▸ **Extracted information**:

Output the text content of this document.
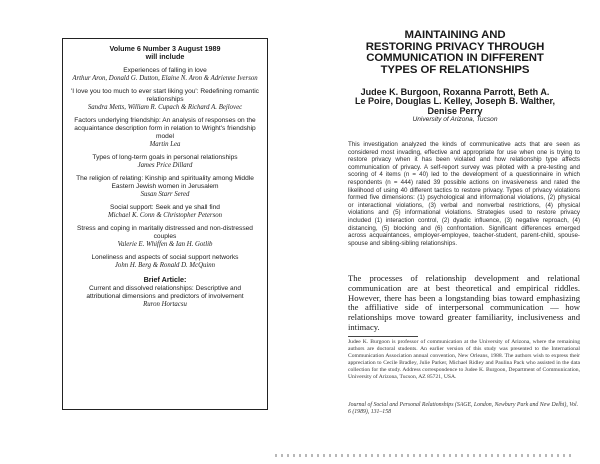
Volume 6 Number 3 August 1989
will include
Experiences of falling in love
Arthur Aron, Donald G. Dutton, Elaine N. Aron & Adrienne Iverson
'I love you too much to ever start liking you': Redefining romantic relationships
Sandra Metts, William R. Cupach & Richard A. Bejlovec
Factors underlying friendship: An analysis of responses on the acquaintance description form in relation to Wright's friendship model
Martin Lea
Types of long-term goals in personal relationships
James Price Dillard
The religion of relating: Kinship and spirituality among Middle Eastern Jewish women in Jerusalem
Susan Starr Sered
Social support: Seek and ye shall find
Michael K. Conn & Christopher Peterson
Stress and coping in maritally distressed and non-distressed couples
Valerie E. Whiffen & Ian H. Gotlib
Loneliness and aspects of social support networks
John H. Berg & Ronald D. McQuinn
Brief Article:
Current and dissolved relationships: Descriptive and attributional dimensions and predictors of involvement
Ruron Hortacsu
MAINTAINING AND
RESTORING PRIVACY THROUGH
COMMUNICATION IN DIFFERENT
TYPES OF RELATIONSHIPS
Judee K. Burgoon, Roxanna Parrott, Beth A.
Le Poire, Douglas L. Kelley, Joseph B. Walther,
Denise Perry
University of Arizona, Tucson
This investigation analyzed the kinds of communicative acts that are seen as considered most invading, effective and appropriate for use when one is trying to restore privacy when it has been violated and how relationship type affects communication of privacy. A self-report survey was piloted with a pre-testing and scoring of 4 items (n = 40) led to the development of a questionnaire in which respondents (n = 444) rated 39 possible actions on invasiveness and rated the likelihood of using 40 different tactics to restore privacy. Types of privacy violations formed five dimensions: (1) psychological and informational violations, (2) physical or interactional violations, (3) verbal and nonverbal restrictions, (4) physical violations and (5) informational violations. Strategies used to restore privacy included (1) interaction control, (2) dyadic influence, (3) negative reproach, (4) distancing, (5) blocking and (6) confrontation. Significant differences emerged across acquaintances, employer-employee, teacher-student, parent-child, spouse-spouse and sibling-sibling relationships.
The processes of relationship development and relational communication are at best theoretical and empirical riddles. However, there has been a longstanding bias toward emphasizing the affiliative side of interpersonal communication — how relationships move toward greater familiarity, inclusiveness and intimacy.
Judee K. Burgoon is professor of communication at the University of Arizona, where the remaining authors are doctoral students. An earlier version of this study was presented to the International Communication Association annual convention, New Orleans, 1988. The authors wish to express their appreciation to Cecile Bradley, Julie Parker, Michael Ridley and Paulina Pack who assisted in the data collection for the study. Address correspondence to Judee K. Burgoon, Department of Communication, University of Arizona, Tucson, AZ 85721, USA.
Journal of Social and Personal Relationships (SAGE, London, Newbury Park and New Delhi), Vol. 6 (1989), 131–158
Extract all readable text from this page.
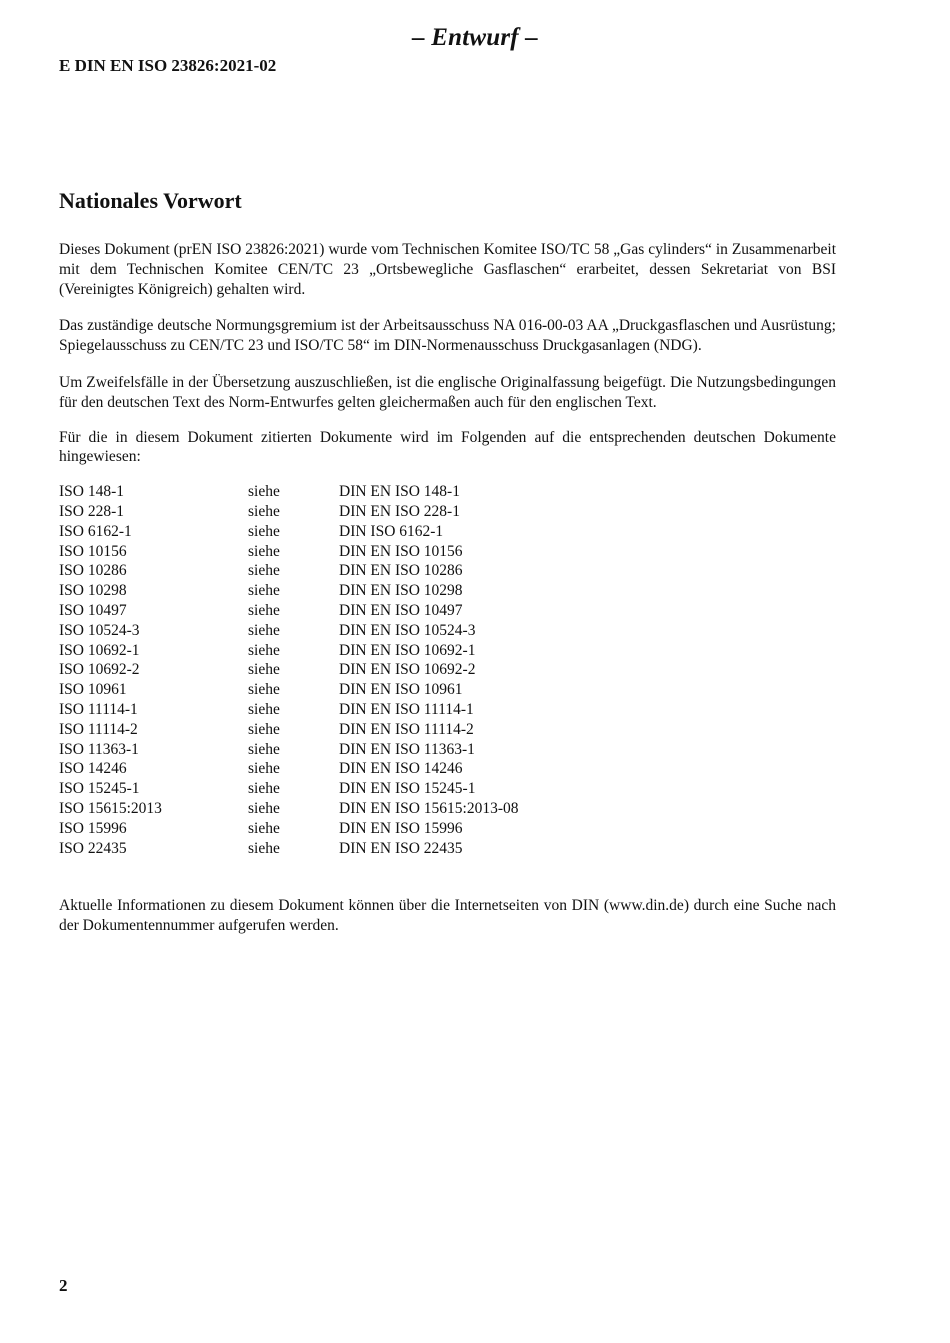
– Entwurf –
E DIN EN ISO 23826:2021-02
Nationales Vorwort

Dieses Dokument (prEN ISO 23826:2021) wurde vom Technischen Komitee ISO/TC 58 „Gas cylinders“ in Zusammenarbeit mit dem Technischen Komitee CEN/TC 23 „Ortsbewegliche Gasflaschen“ erarbeitet, dessen Sekretariat von BSI (Vereinigtes Königreich) gehalten wird.

Das zuständige deutsche Normungsgremium ist der Arbeitsausschuss NA 016-00-03 AA „Druckgasflaschen und Ausrüstung; Spiegelausschuss zu CEN/TC 23 und ISO/TC 58“ im DIN-Normenausschuss Druckgasanlagen (NDG).

Um Zweifelsfälle in der Übersetzung auszuschließen, ist die englische Originalfassung beigefügt. Die Nutzungsbedingungen für den deutschen Text des Norm-Entwurfes gelten gleichermaßen auch für den englischen Text.

Für die in diesem Dokument zitierten Dokumente wird im Folgenden auf die entsprechenden deutschen Dokumente hingewiesen:

ISO 148-1	siehe	DIN EN ISO 148-1
ISO 228-1	siehe	DIN EN ISO 228-1
ISO 6162-1	siehe	DIN ISO 6162-1
ISO 10156	siehe	DIN EN ISO 10156
ISO 10286	siehe	DIN EN ISO 10286
ISO 10298	siehe	DIN EN ISO 10298
ISO 10497	siehe	DIN EN ISO 10497
ISO 10524-3	siehe	DIN EN ISO 10524-3
ISO 10692-1	siehe	DIN EN ISO 10692-1
ISO 10692-2	siehe	DIN EN ISO 10692-2
ISO 10961	siehe	DIN EN ISO 10961
ISO 11114-1	siehe	DIN EN ISO 11114-1
ISO 11114-2	siehe	DIN EN ISO 11114-2
ISO 11363-1	siehe	DIN EN ISO 11363-1
ISO 14246	siehe	DIN EN ISO 14246
ISO 15245-1	siehe	DIN EN ISO 15245-1
ISO 15615:2013	siehe	DIN EN ISO 15615:2013-08
ISO 15996	siehe	DIN EN ISO 15996
ISO 22435	siehe	DIN EN ISO 22435

Aktuelle Informationen zu diesem Dokument können über die Internetseiten von DIN (www.din.de) durch eine Suche nach der Dokumentennummer aufgerufen werden.

2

▸ **Stated goal**: All of the entries need to be transcribed word for word; pictures are left out.

▸ **Exercise output**:
Output the text content of this document.
Volume 6 Number 3 August 1989
will include
Experiences of falling in love
Arthur Aron, Donald G. Dutton, Elaine N. Aron & Adrienne Iverson
'I love you too much to ever start liking you': Redefining romantic relationships
Sandra Metts, William R. Cupach & Richard A. Bejlovec
Factors underlying friendship: An analysis of responses on the acquaintance description form in relation to Wright's friendship model
Martin Lea
Types of long-term goals in personal relationships
James Price Dillard
The religion of relating: Kinship and spirituality among Middle Eastern Jewish women in Jerusalem
Susan Starr Sered
Social support: Seek and ye shall find
Michael K. Conn & Christopher Peterson
Stress and coping in maritally distressed and non-distressed couples
Valerie E. Whiffen & Ian H. Gotlib
Loneliness and aspects of social support networks
John H. Berg & Ronald D. McQuinn
Brief Article:
Current and dissolved relationships: Descriptive and attributional dimensions and predictors of involvement
Ruron Hortacsu
MAINTAINING AND
RESTORING PRIVACY THROUGH
COMMUNICATION IN DIFFERENT
TYPES OF RELATIONSHIPS
Judee K. Burgoon, Roxanna Parrott, Beth A.
Le Poire, Douglas L. Kelley, Joseph B. Walther,
Denise Perry
University of Arizona, Tucson
This investigation analyzed the kinds of communicative acts that are seen as considered most invading, effective and appropriate for use when one is trying to restore privacy when it has been violated and how relationship type affects communication of privacy. A self-report survey was piloted with a pre-testing and scoring of 4 items (n = 40) led to the development of a questionnaire in which respondents (n = 444) rated 39 possible actions on invasiveness and rated the likelihood of using 40 different tactics to restore privacy. Types of privacy violations formed five dimensions: (1) psychological and informational violations, (2) physical or interactional violations, (3) verbal and nonverbal restrictions, (4) physical violations and (5) informational violations. Strategies used to restore privacy included (1) interaction control, (2) dyadic influence, (3) negative reproach, (4) distancing, (5) blocking and (6) confrontation. Significant differences emerged across acquaintances, employer-employee, teacher-student, parent-child, spouse-spouse and sibling-sibling relationships.
The processes of relationship development and relational communication are at best theoretical and empirical riddles. However, there has been a longstanding bias toward emphasizing the affiliative side of interpersonal communication — how relationships move toward greater familiarity, inclusiveness and intimacy.
Judee K. Burgoon is professor of communication at the University of Arizona, where the remaining authors are doctoral students. An earlier version of this study was presented to the International Communication Association annual convention, New Orleans, 1988. The authors wish to express their appreciation to Cecile Bradley, Julie Parker, Michael Ridley and Paulina Pack who assisted in the data collection for the study. Address correspondence to Judee K. Burgoon, Department of Communication, University of Arizona, Tucson, AZ 85721, USA.
Journal of Social and Personal Relationships (SAGE, London, Newbury Park and New Delhi), Vol. 6 (1989), 131–158
Extract all readable text from this page.
– Entwurf –
E DIN EN ISO 23826:2021-02
Nationales Vorwort

Dieses Dokument (prEN ISO 23826:2021) wurde vom Technischen Komitee ISO/TC 58 „Gas cylinders“ in Zusammenarbeit mit dem Technischen Komitee CEN/TC 23 „Ortsbewegliche Gasflaschen“ erarbeitet, dessen Sekretariat von BSI (Vereinigtes Königreich) gehalten wird.

Das zuständige deutsche Normungsgremium ist der Arbeitsausschuss NA 016-00-03 AA „Druckgasflaschen und Ausrüstung; Spiegelausschuss zu CEN/TC 23 und ISO/TC 58“ im DIN-Normenausschuss Druckgasanlagen (NDG).

Um Zweifelsfälle in der Übersetzung auszuschließen, ist die englische Originalfassung beigefügt. Die Nutzungsbedingungen für den deutschen Text des Norm-Entwurfes gelten gleichermaßen auch für den englischen Text.

Für die in diesem Dokument zitierten Dokumente wird im Folgenden auf die entsprechenden deutschen Dokumente hingewiesen:

ISO 148-1	siehe	DIN EN ISO 148-1
ISO 228-1	siehe	DIN EN ISO 228-1
ISO 6162-1	siehe	DIN ISO 6162-1
ISO 10156	siehe	DIN EN ISO 10156
ISO 10286	siehe	DIN EN ISO 10286
ISO 10298	siehe	DIN EN ISO 10298
ISO 10497	siehe	DIN EN ISO 10497
ISO 10524-3	siehe	DIN EN ISO 10524-3
ISO 10692-1	siehe	DIN EN ISO 10692-1
ISO 10692-2	siehe	DIN EN ISO 10692-2
ISO 10961	siehe	DIN EN ISO 10961
ISO 11114-1	siehe	DIN EN ISO 11114-1
ISO 11114-2	siehe	DIN EN ISO 11114-2
ISO 11363-1	siehe	DIN EN ISO 11363-1
ISO 14246	siehe	DIN EN ISO 14246
ISO 15245-1	siehe	DIN EN ISO 15245-1
ISO 15615:2013	siehe	DIN EN ISO 15615:2013-08
ISO 15996	siehe	DIN EN ISO 15996
ISO 22435	siehe	DIN EN ISO 22435

Aktuelle Informationen zu diesem Dokument können über die Internetseiten von DIN (www.din.de) durch eine Suche nach der Dokumentennummer aufgerufen werden.

2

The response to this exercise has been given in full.